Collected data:
+---+

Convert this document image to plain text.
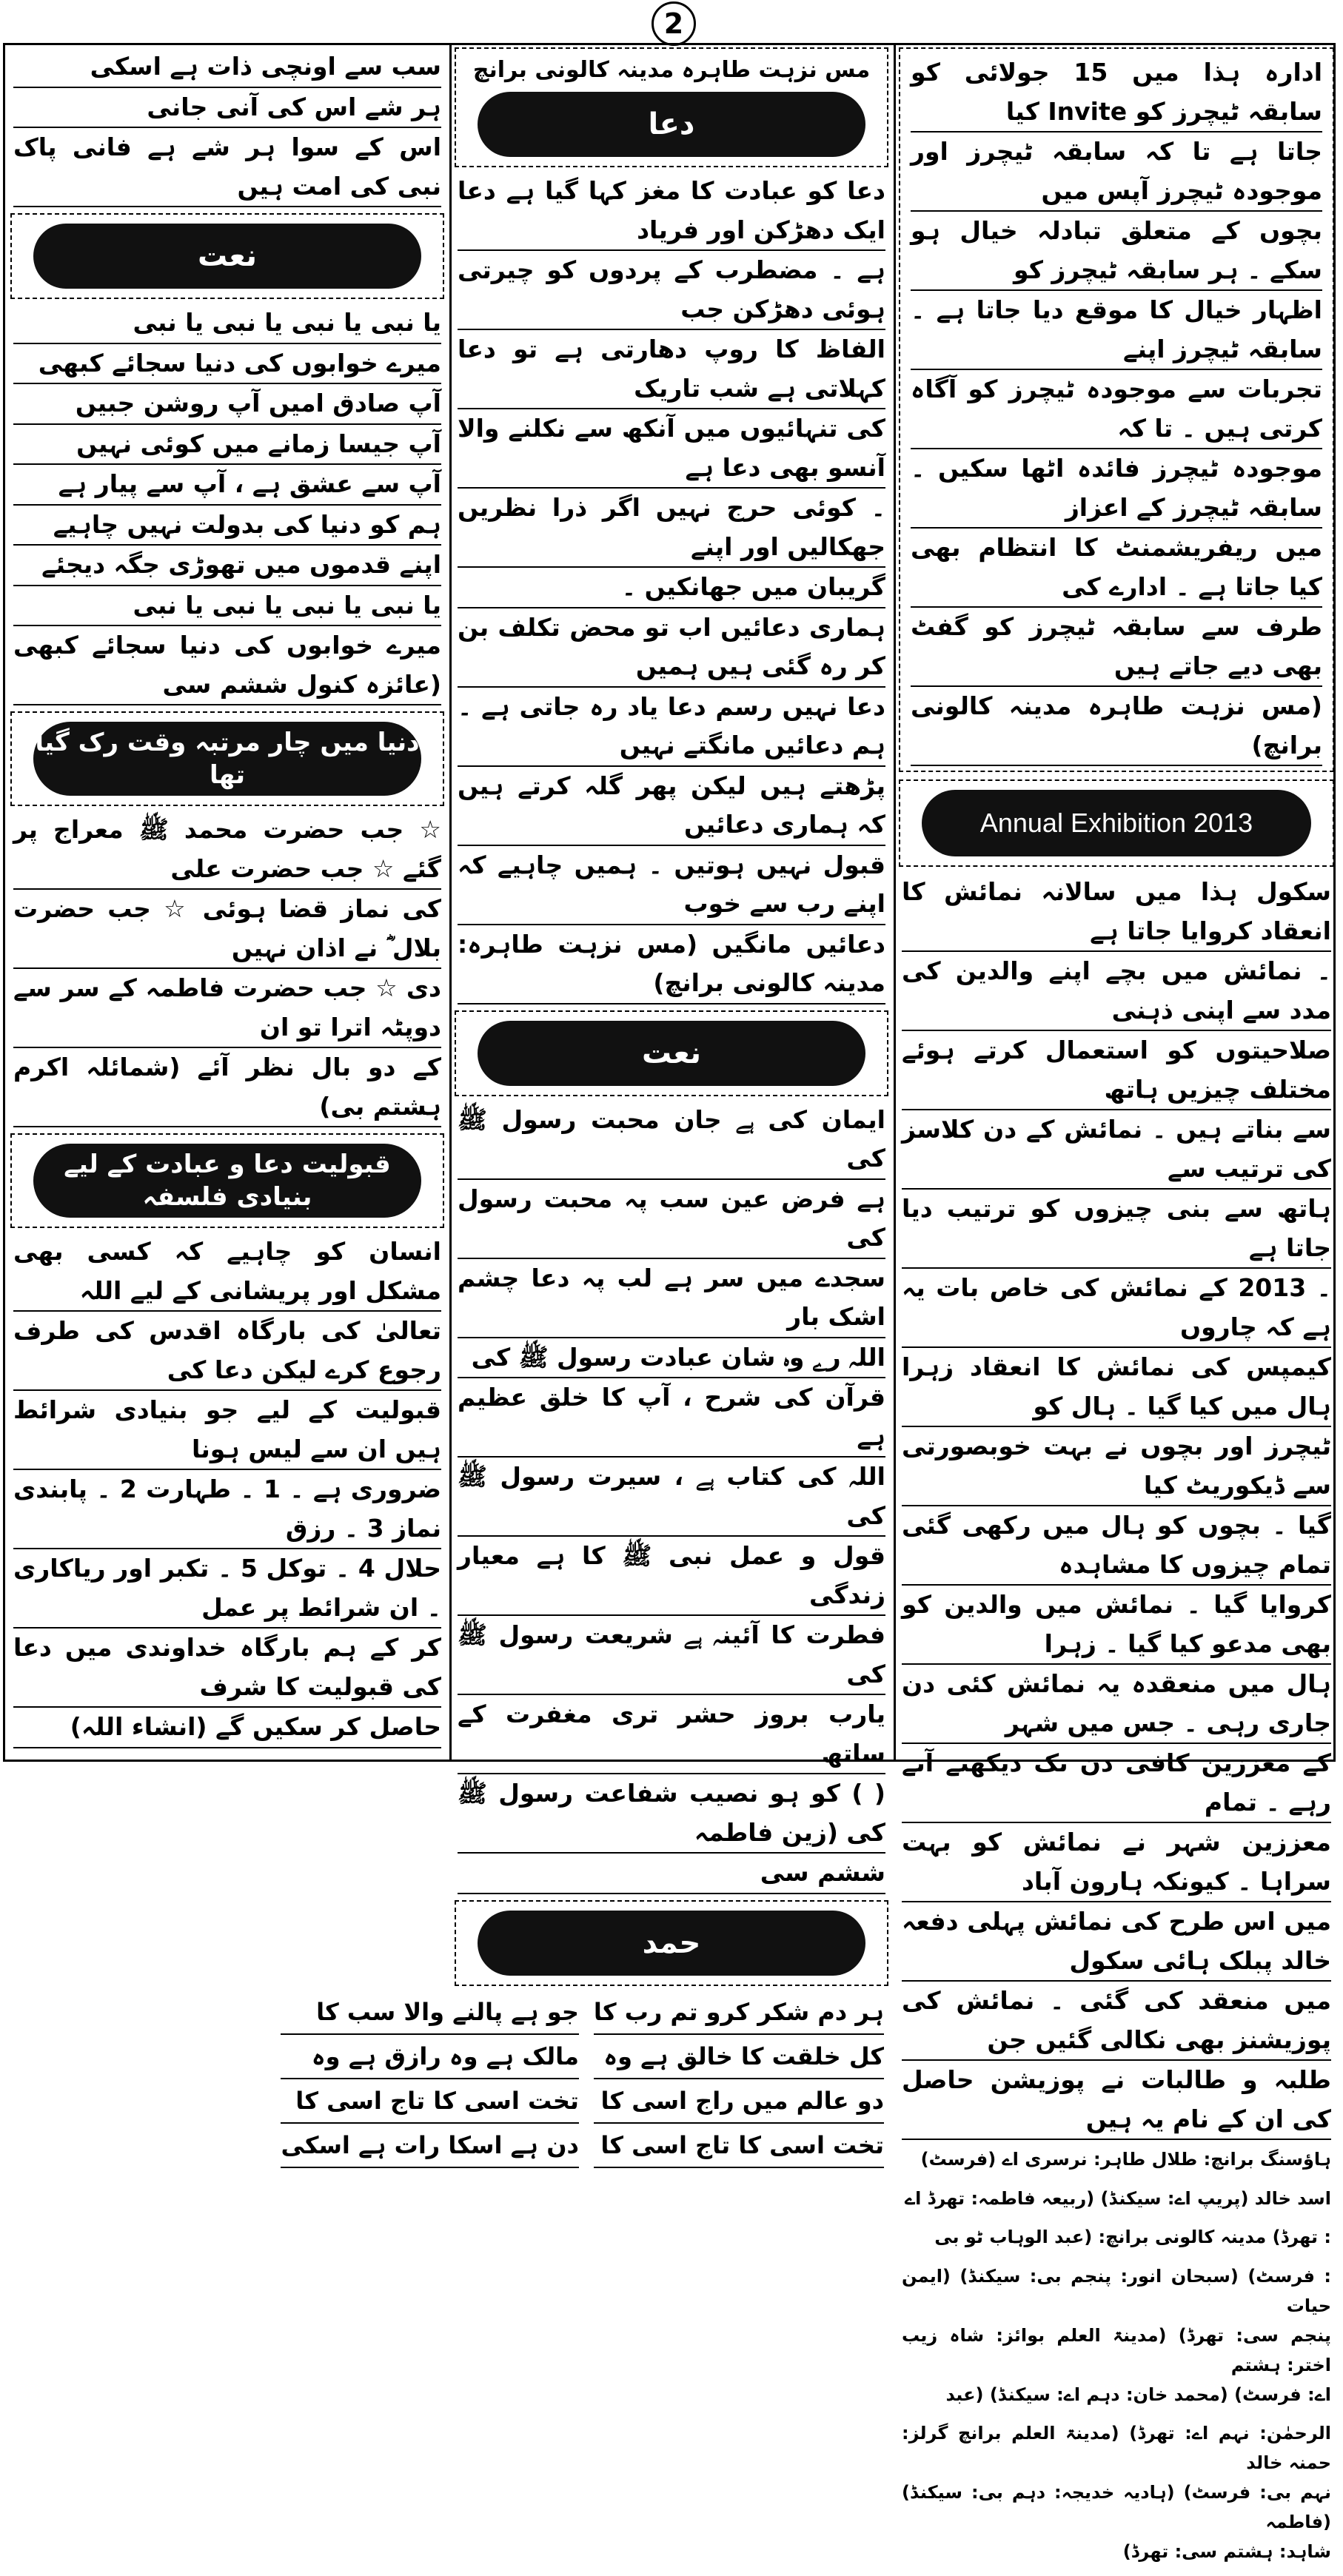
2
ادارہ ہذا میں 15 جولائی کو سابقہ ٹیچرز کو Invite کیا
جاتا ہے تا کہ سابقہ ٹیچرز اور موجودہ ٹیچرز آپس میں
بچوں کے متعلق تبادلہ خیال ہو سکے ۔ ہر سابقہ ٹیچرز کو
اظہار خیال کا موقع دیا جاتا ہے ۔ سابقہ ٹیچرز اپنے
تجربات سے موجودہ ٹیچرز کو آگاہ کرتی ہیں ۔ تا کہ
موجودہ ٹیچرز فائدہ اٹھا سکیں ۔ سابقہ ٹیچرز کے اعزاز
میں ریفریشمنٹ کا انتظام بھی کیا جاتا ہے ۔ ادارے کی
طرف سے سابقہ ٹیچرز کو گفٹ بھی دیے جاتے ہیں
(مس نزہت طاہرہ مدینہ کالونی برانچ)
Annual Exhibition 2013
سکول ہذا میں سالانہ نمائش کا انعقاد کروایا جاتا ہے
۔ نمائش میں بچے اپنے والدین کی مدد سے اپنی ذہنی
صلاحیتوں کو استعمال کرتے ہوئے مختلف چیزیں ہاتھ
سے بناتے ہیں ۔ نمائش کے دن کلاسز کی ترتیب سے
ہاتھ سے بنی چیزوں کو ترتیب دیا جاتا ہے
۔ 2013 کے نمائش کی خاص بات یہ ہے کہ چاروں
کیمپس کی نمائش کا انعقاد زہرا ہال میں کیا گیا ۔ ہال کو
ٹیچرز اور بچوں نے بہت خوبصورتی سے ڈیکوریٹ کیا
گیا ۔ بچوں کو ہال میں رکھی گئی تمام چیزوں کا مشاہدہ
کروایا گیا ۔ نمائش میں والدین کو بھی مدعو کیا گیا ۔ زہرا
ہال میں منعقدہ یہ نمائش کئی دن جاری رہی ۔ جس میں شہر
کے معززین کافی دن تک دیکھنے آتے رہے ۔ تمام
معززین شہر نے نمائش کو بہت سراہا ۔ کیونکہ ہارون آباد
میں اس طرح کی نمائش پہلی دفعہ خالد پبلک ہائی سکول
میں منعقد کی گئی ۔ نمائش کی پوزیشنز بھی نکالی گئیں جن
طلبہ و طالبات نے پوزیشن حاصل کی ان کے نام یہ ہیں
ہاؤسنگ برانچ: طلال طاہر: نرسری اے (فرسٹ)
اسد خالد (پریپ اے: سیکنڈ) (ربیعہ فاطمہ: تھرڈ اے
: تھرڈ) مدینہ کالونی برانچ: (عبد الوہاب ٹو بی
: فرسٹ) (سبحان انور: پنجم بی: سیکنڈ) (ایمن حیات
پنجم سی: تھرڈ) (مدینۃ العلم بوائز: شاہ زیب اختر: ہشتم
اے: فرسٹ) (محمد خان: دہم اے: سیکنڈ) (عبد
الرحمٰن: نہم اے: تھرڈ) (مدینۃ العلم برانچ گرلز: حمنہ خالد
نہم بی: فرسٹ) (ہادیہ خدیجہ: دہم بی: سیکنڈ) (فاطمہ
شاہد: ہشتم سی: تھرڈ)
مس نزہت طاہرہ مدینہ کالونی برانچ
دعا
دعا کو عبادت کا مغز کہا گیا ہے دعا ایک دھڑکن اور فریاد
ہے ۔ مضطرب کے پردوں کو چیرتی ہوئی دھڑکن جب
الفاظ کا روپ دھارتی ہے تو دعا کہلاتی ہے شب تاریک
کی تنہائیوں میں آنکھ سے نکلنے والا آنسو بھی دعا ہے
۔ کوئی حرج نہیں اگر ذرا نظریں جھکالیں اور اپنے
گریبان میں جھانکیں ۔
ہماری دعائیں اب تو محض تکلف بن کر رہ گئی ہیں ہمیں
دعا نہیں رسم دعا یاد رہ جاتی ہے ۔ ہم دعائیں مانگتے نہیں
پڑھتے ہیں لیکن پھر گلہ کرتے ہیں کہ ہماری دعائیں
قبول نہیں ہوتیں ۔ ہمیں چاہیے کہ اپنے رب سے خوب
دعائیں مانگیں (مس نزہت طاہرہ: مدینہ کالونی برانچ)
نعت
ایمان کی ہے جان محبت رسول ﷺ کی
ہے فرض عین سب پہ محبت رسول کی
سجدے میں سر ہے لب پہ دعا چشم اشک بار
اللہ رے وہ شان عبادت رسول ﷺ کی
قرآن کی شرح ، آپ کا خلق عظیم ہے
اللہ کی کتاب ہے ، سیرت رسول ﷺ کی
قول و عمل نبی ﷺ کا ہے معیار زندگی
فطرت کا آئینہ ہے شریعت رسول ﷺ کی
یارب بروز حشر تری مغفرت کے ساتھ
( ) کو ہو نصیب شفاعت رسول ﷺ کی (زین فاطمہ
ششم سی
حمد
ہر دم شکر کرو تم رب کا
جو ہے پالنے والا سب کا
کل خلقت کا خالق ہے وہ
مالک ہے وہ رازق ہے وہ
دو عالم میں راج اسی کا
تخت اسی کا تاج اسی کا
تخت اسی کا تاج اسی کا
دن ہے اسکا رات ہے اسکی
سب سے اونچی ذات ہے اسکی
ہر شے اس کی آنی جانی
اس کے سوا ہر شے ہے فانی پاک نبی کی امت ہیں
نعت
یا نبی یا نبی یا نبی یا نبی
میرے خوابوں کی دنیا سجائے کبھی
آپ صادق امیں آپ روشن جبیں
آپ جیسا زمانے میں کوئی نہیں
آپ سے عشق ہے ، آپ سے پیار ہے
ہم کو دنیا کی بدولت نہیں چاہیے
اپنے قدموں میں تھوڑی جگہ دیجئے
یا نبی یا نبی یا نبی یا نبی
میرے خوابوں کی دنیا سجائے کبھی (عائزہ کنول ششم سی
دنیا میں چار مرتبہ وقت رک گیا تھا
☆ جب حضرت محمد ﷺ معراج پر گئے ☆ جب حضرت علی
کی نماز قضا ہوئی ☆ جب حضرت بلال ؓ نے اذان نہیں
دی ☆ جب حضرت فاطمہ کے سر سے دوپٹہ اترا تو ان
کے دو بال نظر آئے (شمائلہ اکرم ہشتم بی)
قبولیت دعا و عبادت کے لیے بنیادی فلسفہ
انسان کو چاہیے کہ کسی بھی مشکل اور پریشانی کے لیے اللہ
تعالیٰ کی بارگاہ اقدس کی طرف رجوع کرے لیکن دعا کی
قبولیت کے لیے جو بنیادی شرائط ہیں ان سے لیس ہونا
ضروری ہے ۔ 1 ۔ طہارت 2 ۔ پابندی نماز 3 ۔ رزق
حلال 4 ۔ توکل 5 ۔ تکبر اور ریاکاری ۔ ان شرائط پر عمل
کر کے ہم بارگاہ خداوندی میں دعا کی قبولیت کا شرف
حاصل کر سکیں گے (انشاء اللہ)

+---+

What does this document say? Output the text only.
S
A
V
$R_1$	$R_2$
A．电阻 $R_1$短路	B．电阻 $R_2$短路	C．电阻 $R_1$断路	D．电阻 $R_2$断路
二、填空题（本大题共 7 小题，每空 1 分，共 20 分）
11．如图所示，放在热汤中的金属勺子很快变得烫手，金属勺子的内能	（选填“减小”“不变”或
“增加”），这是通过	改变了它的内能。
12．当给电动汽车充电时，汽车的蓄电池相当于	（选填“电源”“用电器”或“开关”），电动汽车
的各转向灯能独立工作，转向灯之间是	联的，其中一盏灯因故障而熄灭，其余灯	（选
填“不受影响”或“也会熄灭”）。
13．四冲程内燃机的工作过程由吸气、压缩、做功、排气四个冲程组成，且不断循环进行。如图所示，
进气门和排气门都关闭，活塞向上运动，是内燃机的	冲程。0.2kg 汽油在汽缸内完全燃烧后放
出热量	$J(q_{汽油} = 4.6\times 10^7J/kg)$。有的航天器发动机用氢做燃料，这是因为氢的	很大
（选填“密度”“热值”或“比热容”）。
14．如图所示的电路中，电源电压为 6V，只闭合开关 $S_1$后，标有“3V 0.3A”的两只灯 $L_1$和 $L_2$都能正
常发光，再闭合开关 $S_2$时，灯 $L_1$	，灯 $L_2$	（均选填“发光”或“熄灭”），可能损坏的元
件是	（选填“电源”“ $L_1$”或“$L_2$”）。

+---+

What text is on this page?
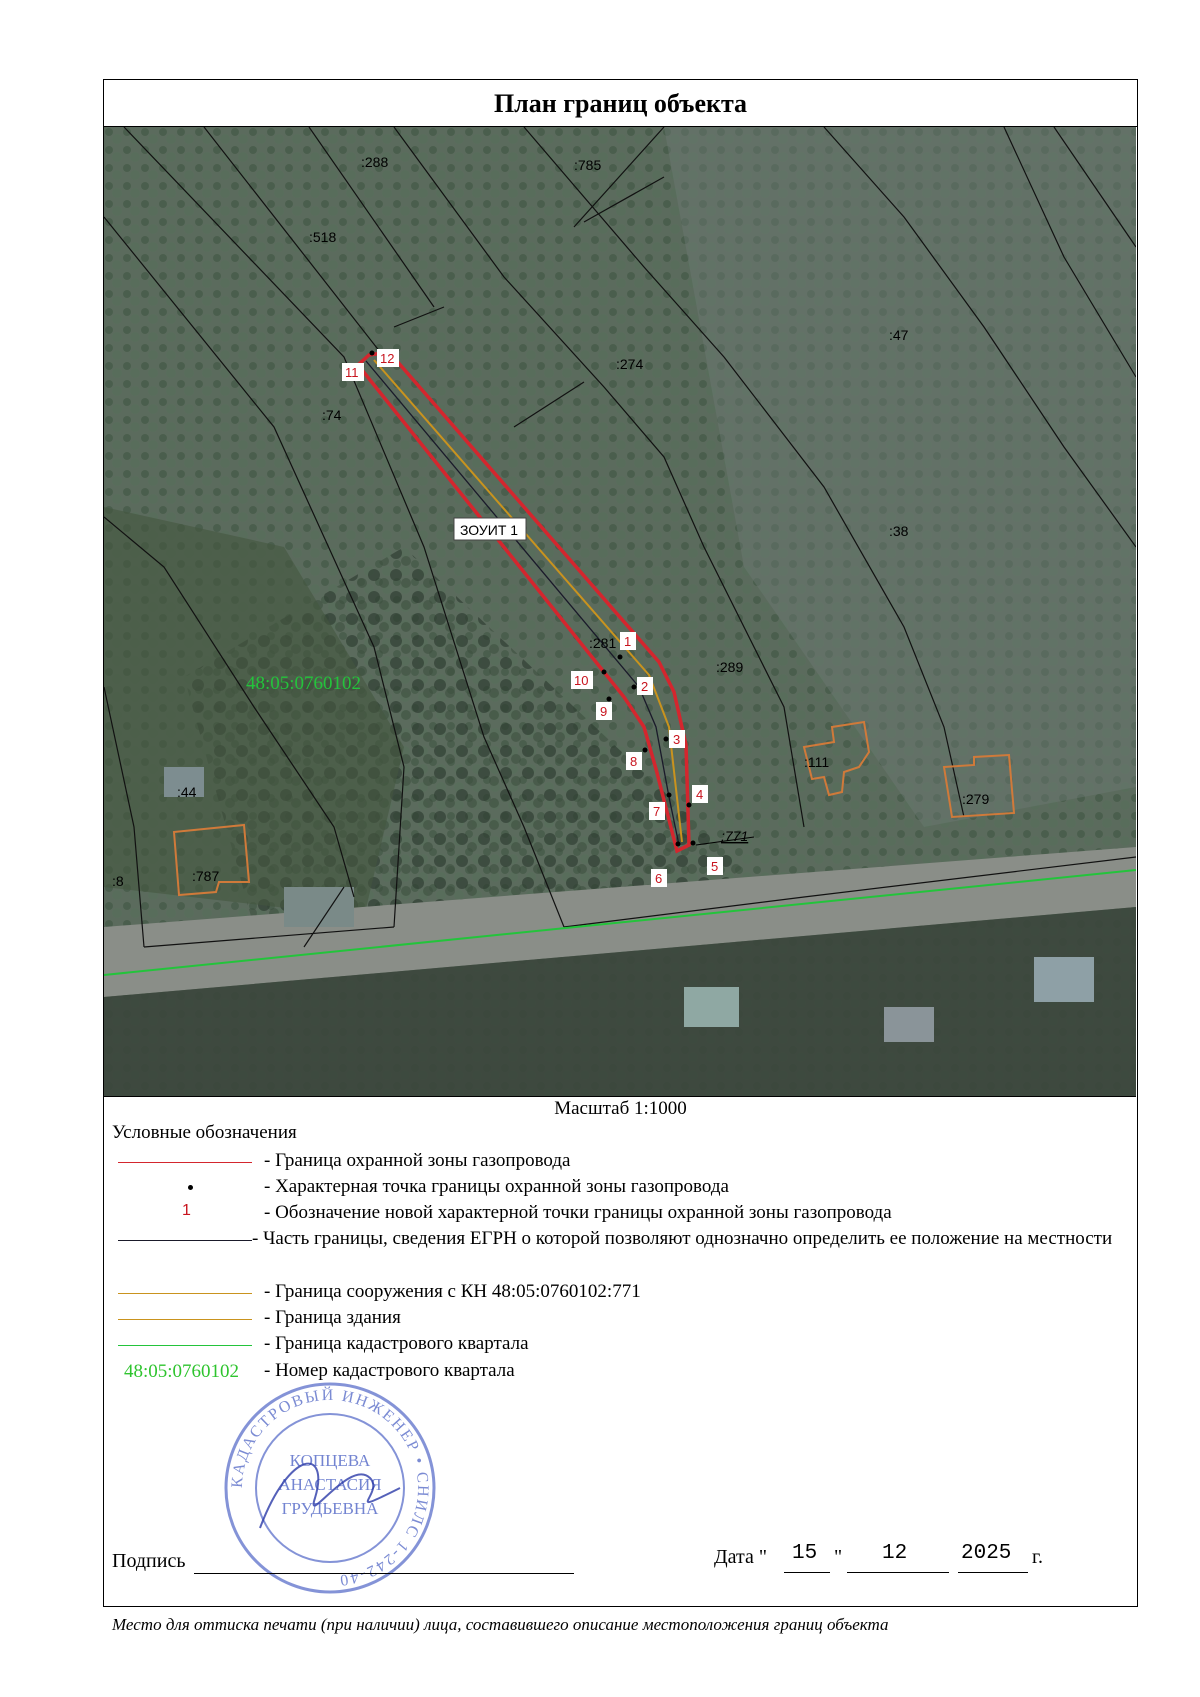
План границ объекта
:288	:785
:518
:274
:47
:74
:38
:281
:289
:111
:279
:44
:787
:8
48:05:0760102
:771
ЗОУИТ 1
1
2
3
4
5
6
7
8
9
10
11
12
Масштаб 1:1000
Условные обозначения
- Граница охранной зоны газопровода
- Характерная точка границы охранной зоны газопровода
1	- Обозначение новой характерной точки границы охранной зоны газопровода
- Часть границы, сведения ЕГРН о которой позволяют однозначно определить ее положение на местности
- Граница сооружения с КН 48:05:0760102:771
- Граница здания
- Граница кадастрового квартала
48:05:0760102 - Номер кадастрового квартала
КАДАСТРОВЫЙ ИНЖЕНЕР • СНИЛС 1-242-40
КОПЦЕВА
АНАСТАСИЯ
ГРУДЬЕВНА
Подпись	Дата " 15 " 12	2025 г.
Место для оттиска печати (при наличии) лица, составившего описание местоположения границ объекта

+---+

-- Description of the task --
Each line holding the word "سجائے" counts once; report the total and nothing else.

-- Output below --
2